BEGIN Entries provided

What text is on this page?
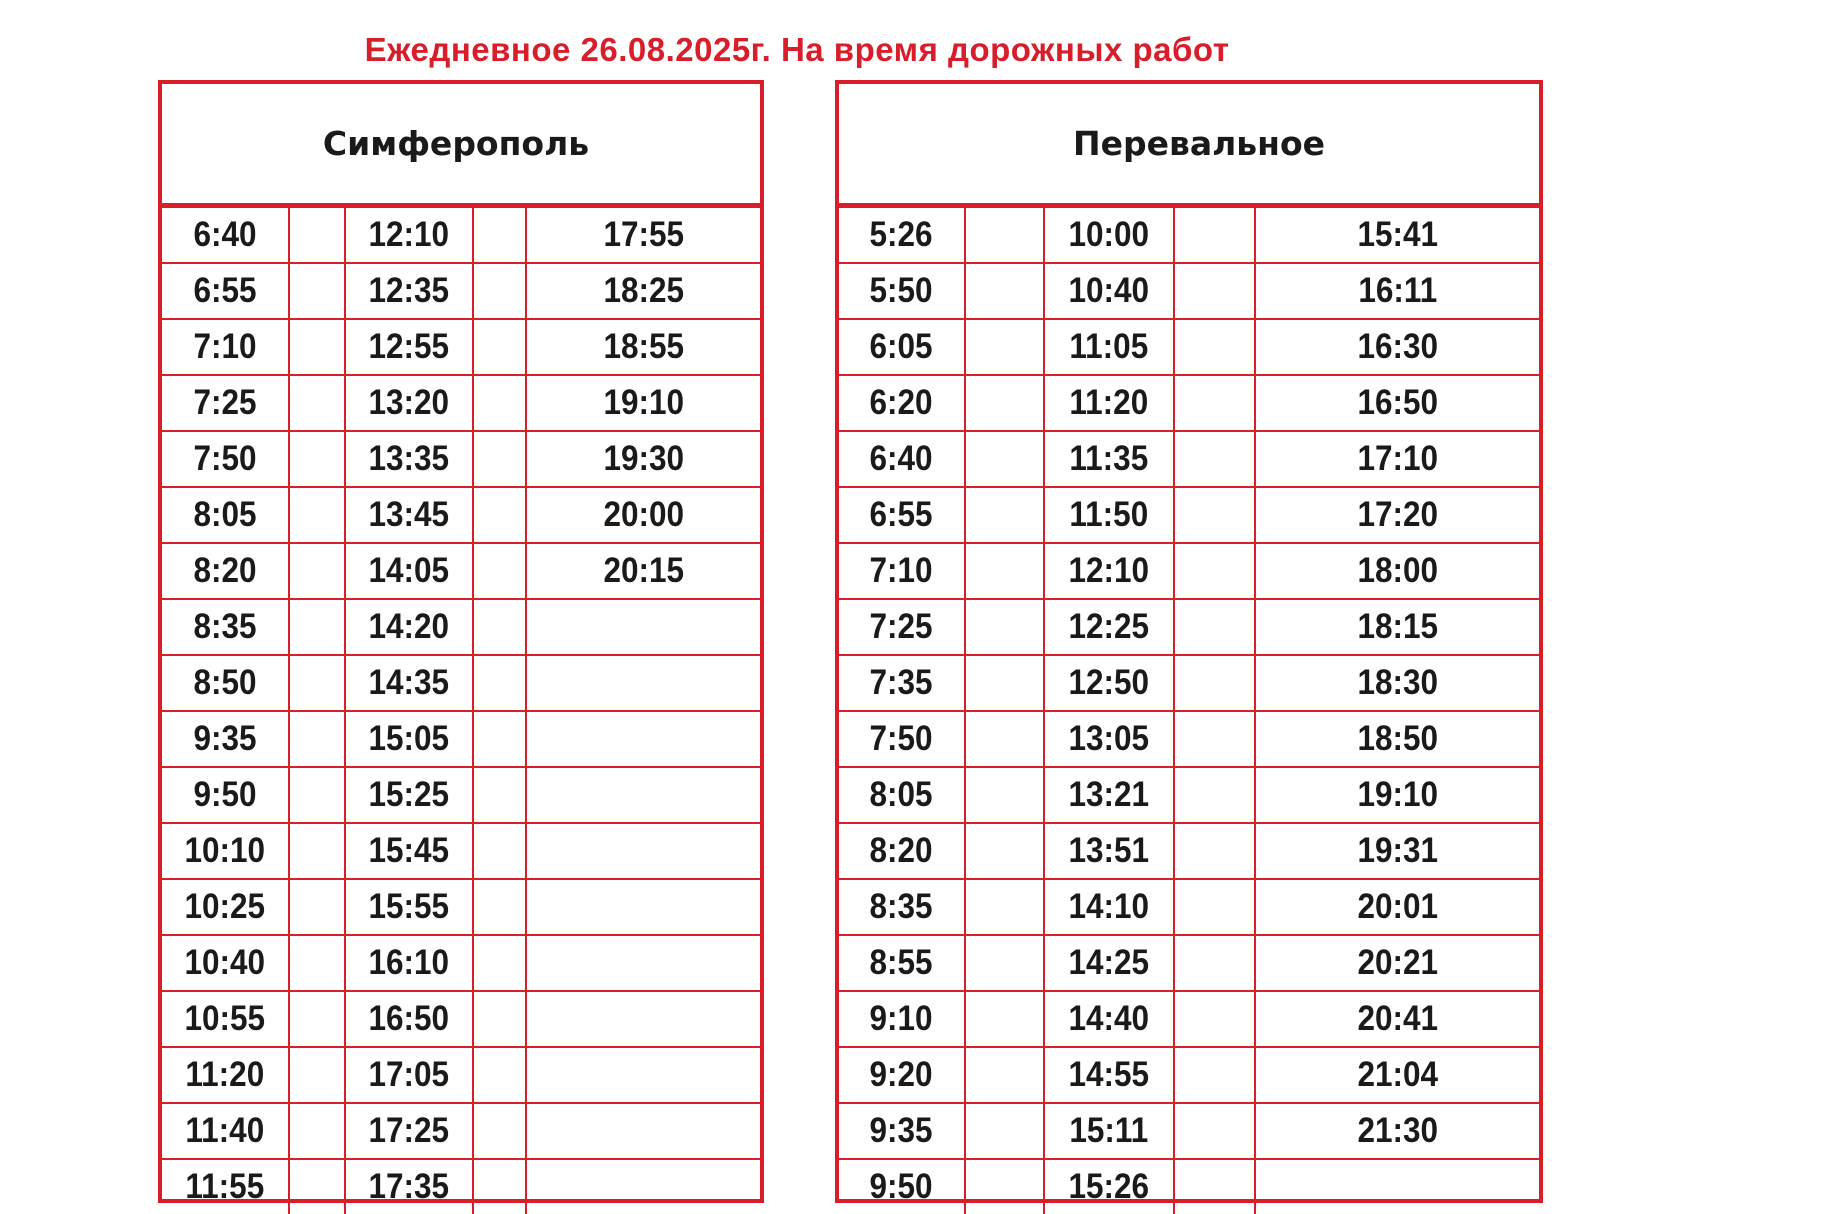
Ежедневное 26.08.2025г. На время дорожных работ
Симферополь
6:40		12:10		17:55
6:55		12:35		18:25
7:10		12:55		18:55
7:25		13:20		19:10
7:50		13:35		19:30
8:05		13:45		20:00
8:20		14:05		20:15
8:35		14:20		
8:50		14:35		
9:35		15:05		
9:50		15:25		
10:10		15:45		
10:25		15:55		
10:40		16:10		
10:55		16:50		
11:20		17:05		
11:40		17:25		
11:55		17:35		
Перевальное
5:26		10:00		15:41
5:50		10:40		16:11
6:05		11:05		16:30
6:20		11:20		16:50
6:40		11:35		17:10
6:55		11:50		17:20
7:10		12:10		18:00
7:25		12:25		18:15
7:35		12:50		18:30
7:50		13:05		18:50
8:05		13:21		19:10
8:20		13:51		19:31
8:35		14:10		20:01
8:55		14:25		20:21
9:10		14:40		20:41
9:20		14:55		21:04
9:35		15:11		21:30
9:50		15:26		
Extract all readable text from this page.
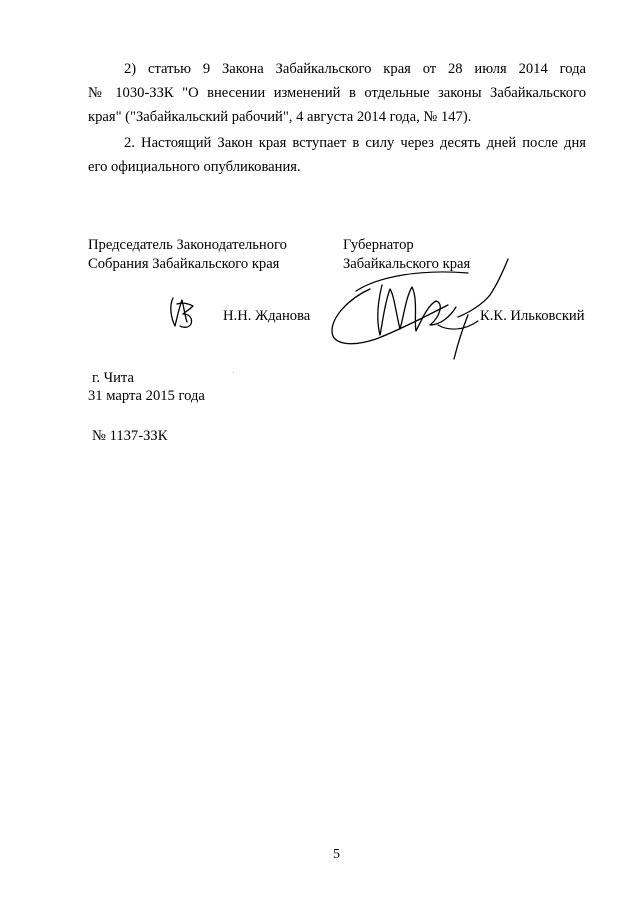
2) статью 9 Закона Забайкальского края от 28 июля 2014 года
№ 1030-ЗЗК "О внесении изменений в отдельные законы Забайкальского
края" ("Забайкальский рабочий", 4 августа 2014 года, № 147).
2. Настоящий Закон края вступает в силу через десять дней после дня
его официального опубликования.
Председатель Законодательного
Собрания Забайкальского края
Губернатор
Забайкальского края
Н.Н. Жданова	К.К. Ильковский
г. Чита
31 марта 2015 года
№ 1137-ЗЗК
5
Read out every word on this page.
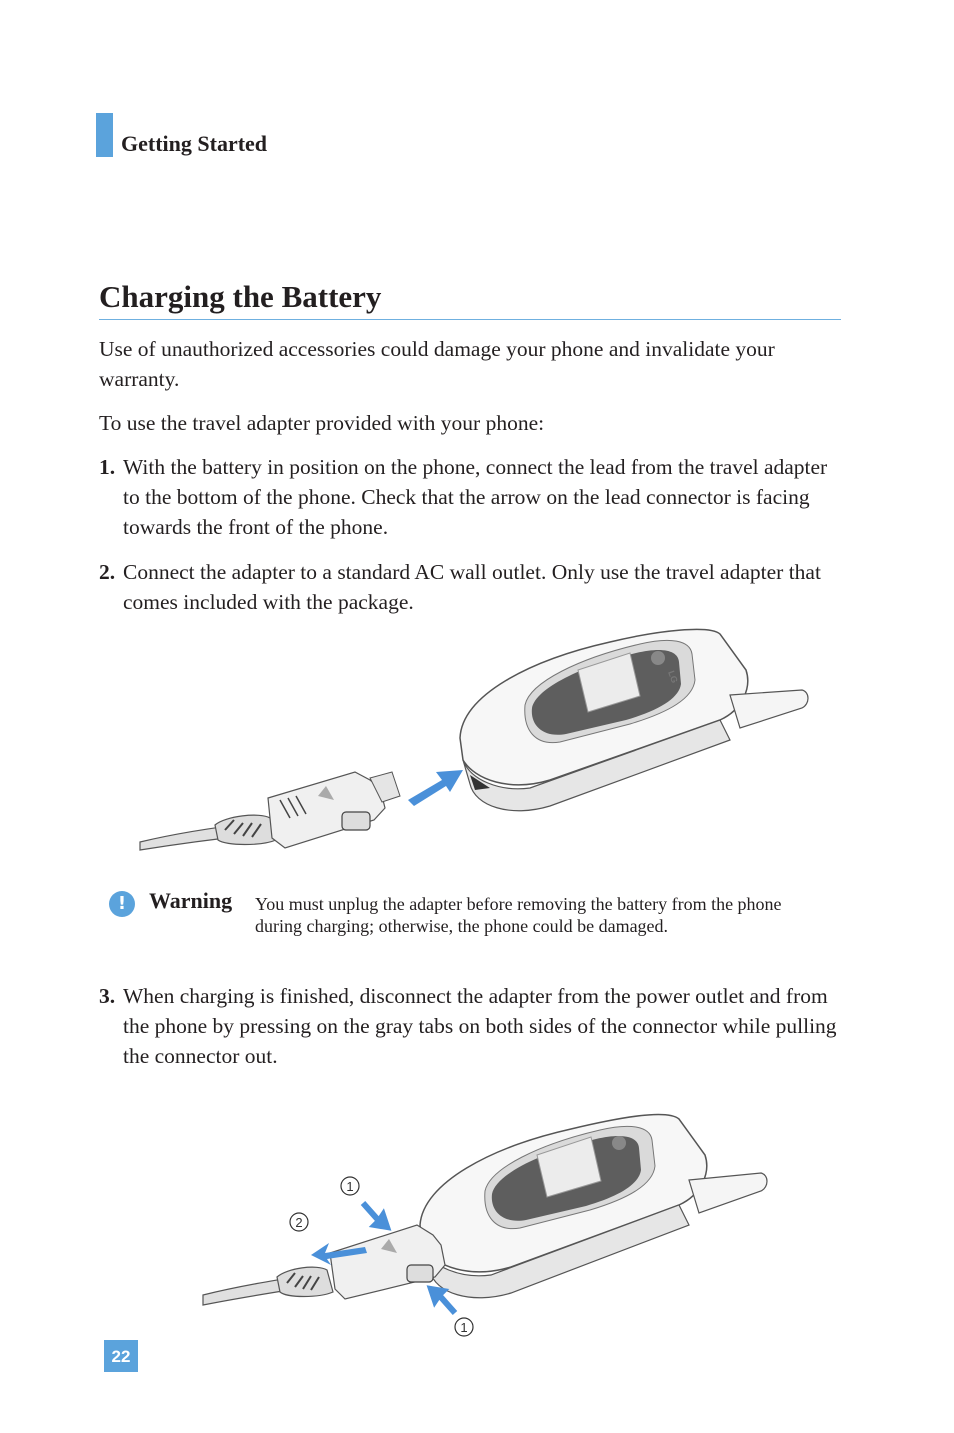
Getting Started
Charging the Battery

Use of unauthorized accessories could damage your phone and invalidate your warranty.

To use the travel adapter provided with your phone:

1. With the battery in position on the phone, connect the lead from the travel adapter to the bottom of the phone. Check that the arrow on the lead connector is facing towards the front of the phone.
2. Connect the adapter to a standard AC wall outlet. Only use the travel adapter that comes included with the package.
LG
!	Warning You must unplug the adapter before removing the battery from the phone during charging; otherwise, the phone could be damaged.
3. When charging is finished, disconnect the adapter from the power outlet and from the phone by pressing on the gray tabs on both sides of the connector while pulling the connector out.
1
2
1
22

END Entries provided

Above are records with pictures; repeat the records exactly and leave the pictures out.

▶ [Answer]
What text is on this page?
Ежедневное 26.08.2025г. На время дорожных работ
Симферополь
6:40		12:10		17:55
6:55		12:35		18:25
7:10		12:55		18:55
7:25		13:20		19:10
7:50		13:35		19:30
8:05		13:45		20:00
8:20		14:05		20:15
8:35		14:20		
8:50		14:35		
9:35		15:05		
9:50		15:25		
10:10		15:45		
10:25		15:55		
10:40		16:10		
10:55		16:50		
11:20		17:05		
11:40		17:25		
11:55		17:35		
Перевальное
5:26		10:00		15:41
5:50		10:40		16:11
6:05		11:05		16:30
6:20		11:20		16:50
6:40		11:35		17:10
6:55		11:50		17:20
7:10		12:10		18:00
7:25		12:25		18:15
7:35		12:50		18:30
7:50		13:05		18:50
8:05		13:21		19:10
8:20		13:51		19:31
8:35		14:10		20:01
8:55		14:25		20:21
9:10		14:40		20:41
9:20		14:55		21:04
9:35		15:11		21:30
9:50		15:26		
Extract all readable text from this page.
2) статью 9 Закона Забайкальского края от 28 июля 2014 года
№ 1030-ЗЗК "О внесении изменений в отдельные законы Забайкальского
края" ("Забайкальский рабочий", 4 августа 2014 года, № 147).
2. Настоящий Закон края вступает в силу через десять дней после дня
его официального опубликования.
Председатель Законодательного
Собрания Забайкальского края
Губернатор
Забайкальского края
Н.Н. Жданова	К.К. Ильковский
г. Чита
31 марта 2015 года
№ 1137-ЗЗК
5
Read out every word on this page.
Getting Started
Charging the Battery

Use of unauthorized accessories could damage your phone and invalidate your warranty.

To use the travel adapter provided with your phone:

1. With the battery in position on the phone, connect the lead from the travel adapter to the bottom of the phone. Check that the arrow on the lead connector is facing towards the front of the phone.
2. Connect the adapter to a standard AC wall outlet. Only use the travel adapter that comes included with the package.
LG
!	Warning You must unplug the adapter before removing the battery from the phone during charging; otherwise, the phone could be damaged.
3. When charging is finished, disconnect the adapter from the power outlet and from the phone by pressing on the gray tabs on both sides of the connector while pulling the connector out.
1
2
1
22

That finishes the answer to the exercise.